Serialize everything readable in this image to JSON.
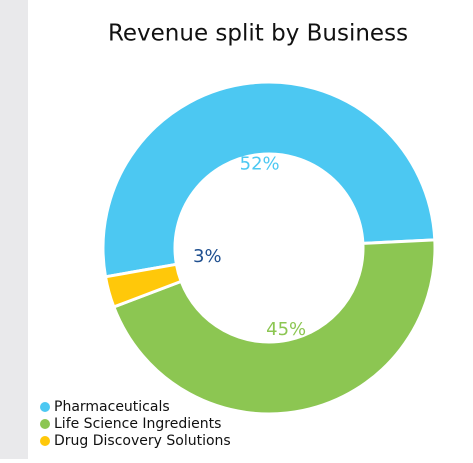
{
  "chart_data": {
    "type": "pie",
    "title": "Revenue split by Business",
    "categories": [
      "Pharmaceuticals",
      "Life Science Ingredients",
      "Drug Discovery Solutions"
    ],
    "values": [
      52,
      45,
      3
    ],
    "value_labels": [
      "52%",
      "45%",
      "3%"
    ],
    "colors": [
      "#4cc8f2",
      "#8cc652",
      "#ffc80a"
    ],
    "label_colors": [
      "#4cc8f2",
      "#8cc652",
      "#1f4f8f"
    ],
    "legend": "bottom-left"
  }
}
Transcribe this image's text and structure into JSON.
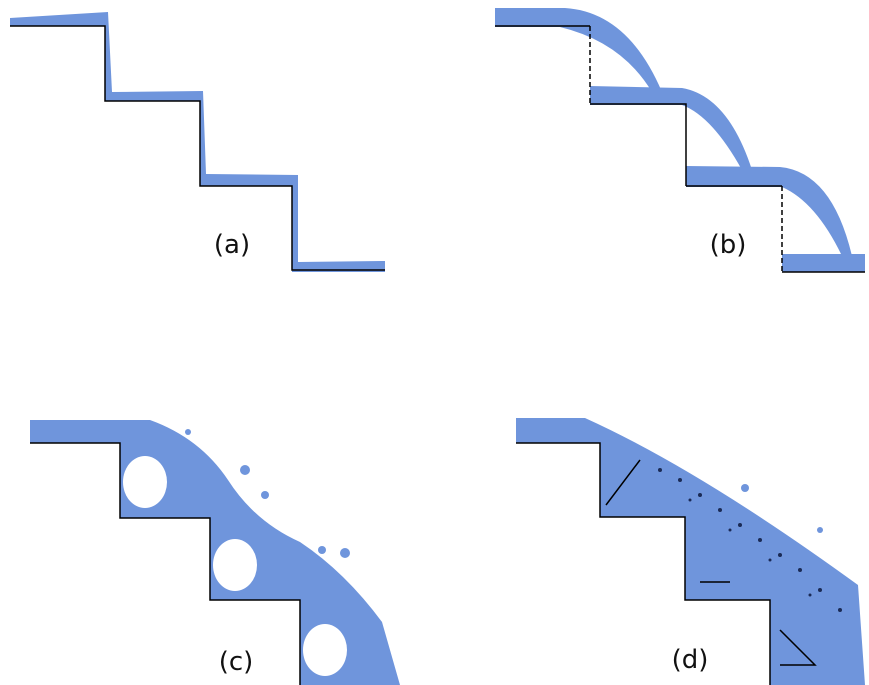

§ §

> _Job_
Output the entries above exactly. Drop the pictures.

> _Response_
Serialize everything readable in this image to JSON.
{
  "chart_data": {
    "type": "pie",
    "title": "Revenue split by Business",
    "categories": [
      "Pharmaceuticals",
      "Life Science Ingredients",
      "Drug Discovery Solutions"
    ],
    "values": [
      52,
      45,
      3
    ],
    "value_labels": [
      "52%",
      "45%",
      "3%"
    ],
    "colors": [
      "#4cc8f2",
      "#8cc652",
      "#ffc80a"
    ],
    "label_colors": [
      "#4cc8f2",
      "#8cc652",
      "#1f4f8f"
    ],
    "legend": "bottom-left"
  }
}
Transcribe this image's text and structure into JSON.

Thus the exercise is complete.